# Start of Source material

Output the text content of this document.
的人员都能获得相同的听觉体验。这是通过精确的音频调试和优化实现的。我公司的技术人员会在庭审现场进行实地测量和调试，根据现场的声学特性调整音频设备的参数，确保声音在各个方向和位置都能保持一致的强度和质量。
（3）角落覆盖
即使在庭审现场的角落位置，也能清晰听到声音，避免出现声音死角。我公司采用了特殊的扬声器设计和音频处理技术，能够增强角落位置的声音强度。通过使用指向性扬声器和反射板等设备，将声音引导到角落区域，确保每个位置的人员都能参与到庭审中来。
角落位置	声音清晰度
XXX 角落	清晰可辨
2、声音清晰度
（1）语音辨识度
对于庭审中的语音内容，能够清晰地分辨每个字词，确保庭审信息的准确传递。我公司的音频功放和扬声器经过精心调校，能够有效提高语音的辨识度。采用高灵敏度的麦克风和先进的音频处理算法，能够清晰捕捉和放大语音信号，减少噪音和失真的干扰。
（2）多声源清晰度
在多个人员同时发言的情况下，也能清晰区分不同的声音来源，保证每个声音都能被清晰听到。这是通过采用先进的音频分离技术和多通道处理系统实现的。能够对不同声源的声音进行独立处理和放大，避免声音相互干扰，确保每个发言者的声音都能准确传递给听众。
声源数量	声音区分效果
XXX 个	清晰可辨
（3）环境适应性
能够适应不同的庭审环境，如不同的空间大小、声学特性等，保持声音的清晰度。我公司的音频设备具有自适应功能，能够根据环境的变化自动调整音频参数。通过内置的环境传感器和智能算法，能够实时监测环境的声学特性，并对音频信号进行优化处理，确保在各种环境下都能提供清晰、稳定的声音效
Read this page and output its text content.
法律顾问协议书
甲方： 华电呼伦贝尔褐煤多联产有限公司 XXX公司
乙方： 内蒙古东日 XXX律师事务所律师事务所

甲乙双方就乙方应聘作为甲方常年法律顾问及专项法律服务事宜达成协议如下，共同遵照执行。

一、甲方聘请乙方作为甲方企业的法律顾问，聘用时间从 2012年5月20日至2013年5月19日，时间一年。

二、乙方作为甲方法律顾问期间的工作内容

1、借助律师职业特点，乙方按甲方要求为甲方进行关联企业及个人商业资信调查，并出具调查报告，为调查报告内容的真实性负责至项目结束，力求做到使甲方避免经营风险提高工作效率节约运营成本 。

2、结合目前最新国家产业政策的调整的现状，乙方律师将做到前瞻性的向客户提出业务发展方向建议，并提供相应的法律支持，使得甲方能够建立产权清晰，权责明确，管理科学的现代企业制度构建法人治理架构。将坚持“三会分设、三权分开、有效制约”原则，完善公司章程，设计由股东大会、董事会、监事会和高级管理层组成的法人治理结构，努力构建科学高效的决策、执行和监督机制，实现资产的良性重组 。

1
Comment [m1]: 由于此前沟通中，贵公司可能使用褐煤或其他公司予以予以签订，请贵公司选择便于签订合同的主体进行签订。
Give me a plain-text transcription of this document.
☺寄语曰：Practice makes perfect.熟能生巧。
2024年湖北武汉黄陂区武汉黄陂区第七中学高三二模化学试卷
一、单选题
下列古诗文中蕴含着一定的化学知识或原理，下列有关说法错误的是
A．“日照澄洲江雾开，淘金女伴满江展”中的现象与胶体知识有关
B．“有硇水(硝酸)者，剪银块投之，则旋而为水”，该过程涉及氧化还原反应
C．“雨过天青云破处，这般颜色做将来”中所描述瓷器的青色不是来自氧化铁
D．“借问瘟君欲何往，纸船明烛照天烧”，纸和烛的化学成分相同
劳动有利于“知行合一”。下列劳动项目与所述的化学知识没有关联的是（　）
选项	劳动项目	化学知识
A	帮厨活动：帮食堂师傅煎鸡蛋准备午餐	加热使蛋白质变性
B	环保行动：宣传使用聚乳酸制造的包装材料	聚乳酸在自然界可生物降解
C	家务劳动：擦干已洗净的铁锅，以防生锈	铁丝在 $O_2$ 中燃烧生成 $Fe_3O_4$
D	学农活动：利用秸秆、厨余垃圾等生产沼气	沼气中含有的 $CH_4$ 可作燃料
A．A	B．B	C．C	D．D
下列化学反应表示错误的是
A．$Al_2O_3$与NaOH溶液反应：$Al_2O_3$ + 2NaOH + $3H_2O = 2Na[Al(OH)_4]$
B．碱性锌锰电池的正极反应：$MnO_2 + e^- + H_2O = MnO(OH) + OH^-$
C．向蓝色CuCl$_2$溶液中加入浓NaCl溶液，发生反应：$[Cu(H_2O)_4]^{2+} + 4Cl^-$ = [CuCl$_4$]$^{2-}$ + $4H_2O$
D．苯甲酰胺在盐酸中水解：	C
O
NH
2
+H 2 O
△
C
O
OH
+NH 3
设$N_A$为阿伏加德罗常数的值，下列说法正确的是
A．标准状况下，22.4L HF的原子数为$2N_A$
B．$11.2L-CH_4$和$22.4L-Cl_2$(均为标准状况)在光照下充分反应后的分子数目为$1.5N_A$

# End of Source material

Problem statement:
Write out the complete set of records exactly as given.

Answer below:
Output the text content of this document.
的人员都能获得相同的听觉体验。这是通过精确的音频调试和优化实现的。我公司的技术人员会在庭审现场进行实地测量和调试，根据现场的声学特性调整音频设备的参数，确保声音在各个方向和位置都能保持一致的强度和质量。
（3）角落覆盖
即使在庭审现场的角落位置，也能清晰听到声音，避免出现声音死角。我公司采用了特殊的扬声器设计和音频处理技术，能够增强角落位置的声音强度。通过使用指向性扬声器和反射板等设备，将声音引导到角落区域，确保每个位置的人员都能参与到庭审中来。
角落位置	声音清晰度
XXX 角落	清晰可辨
2、声音清晰度
（1）语音辨识度
对于庭审中的语音内容，能够清晰地分辨每个字词，确保庭审信息的准确传递。我公司的音频功放和扬声器经过精心调校，能够有效提高语音的辨识度。采用高灵敏度的麦克风和先进的音频处理算法，能够清晰捕捉和放大语音信号，减少噪音和失真的干扰。
（2）多声源清晰度
在多个人员同时发言的情况下，也能清晰区分不同的声音来源，保证每个声音都能被清晰听到。这是通过采用先进的音频分离技术和多通道处理系统实现的。能够对不同声源的声音进行独立处理和放大，避免声音相互干扰，确保每个发言者的声音都能准确传递给听众。
声源数量	声音区分效果
XXX 个	清晰可辨
（3）环境适应性
能够适应不同的庭审环境，如不同的空间大小、声学特性等，保持声音的清晰度。我公司的音频设备具有自适应功能，能够根据环境的变化自动调整音频参数。通过内置的环境传感器和智能算法，能够实时监测环境的声学特性，并对音频信号进行优化处理，确保在各种环境下都能提供清晰、稳定的声音效
Read this page and output its text content.
法律顾问协议书
甲方： 华电呼伦贝尔褐煤多联产有限公司 XXX公司
乙方： 内蒙古东日 XXX律师事务所律师事务所

甲乙双方就乙方应聘作为甲方常年法律顾问及专项法律服务事宜达成协议如下，共同遵照执行。

一、甲方聘请乙方作为甲方企业的法律顾问，聘用时间从 2012年5月20日至2013年5月19日，时间一年。

二、乙方作为甲方法律顾问期间的工作内容

1、借助律师职业特点，乙方按甲方要求为甲方进行关联企业及个人商业资信调查，并出具调查报告，为调查报告内容的真实性负责至项目结束，力求做到使甲方避免经营风险提高工作效率节约运营成本 。

2、结合目前最新国家产业政策的调整的现状，乙方律师将做到前瞻性的向客户提出业务发展方向建议，并提供相应的法律支持，使得甲方能够建立产权清晰，权责明确，管理科学的现代企业制度构建法人治理架构。将坚持“三会分设、三权分开、有效制约”原则，完善公司章程，设计由股东大会、董事会、监事会和高级管理层组成的法人治理结构，努力构建科学高效的决策、执行和监督机制，实现资产的良性重组 。

1
Comment [m1]: 由于此前沟通中，贵公司可能使用褐煤或其他公司予以予以签订，请贵公司选择便于签订合同的主体进行签订。
Give me a plain-text transcription of this document.
☺寄语曰：Practice makes perfect.熟能生巧。
2024年湖北武汉黄陂区武汉黄陂区第七中学高三二模化学试卷
一、单选题
下列古诗文中蕴含着一定的化学知识或原理，下列有关说法错误的是
A．“日照澄洲江雾开，淘金女伴满江展”中的现象与胶体知识有关
B．“有硇水(硝酸)者，剪银块投之，则旋而为水”，该过程涉及氧化还原反应
C．“雨过天青云破处，这般颜色做将来”中所描述瓷器的青色不是来自氧化铁
D．“借问瘟君欲何往，纸船明烛照天烧”，纸和烛的化学成分相同
劳动有利于“知行合一”。下列劳动项目与所述的化学知识没有关联的是（　）
选项	劳动项目	化学知识
A	帮厨活动：帮食堂师傅煎鸡蛋准备午餐	加热使蛋白质变性
B	环保行动：宣传使用聚乳酸制造的包装材料	聚乳酸在自然界可生物降解
C	家务劳动：擦干已洗净的铁锅，以防生锈	铁丝在 $O_2$ 中燃烧生成 $Fe_3O_4$
D	学农活动：利用秸秆、厨余垃圾等生产沼气	沼气中含有的 $CH_4$ 可作燃料
A．A	B．B	C．C	D．D
下列化学反应表示错误的是
A．$Al_2O_3$与NaOH溶液反应：$Al_2O_3$ + 2NaOH + $3H_2O = 2Na[Al(OH)_4]$
B．碱性锌锰电池的正极反应：$MnO_2 + e^- + H_2O = MnO(OH) + OH^-$
C．向蓝色CuCl$_2$溶液中加入浓NaCl溶液，发生反应：$[Cu(H_2O)_4]^{2+} + 4Cl^-$ = [CuCl$_4$]$^{2-}$ + $4H_2O$
D．苯甲酰胺在盐酸中水解：	C
O
NH
2
+H 2 O
△
C
O
OH
+NH 3
设$N_A$为阿伏加德罗常数的值，下列说法正确的是
A．标准状况下，22.4L HF的原子数为$2N_A$
B．$11.2L-CH_4$和$22.4L-Cl_2$(均为标准状况)在光照下充分反应后的分子数目为$1.5N_A$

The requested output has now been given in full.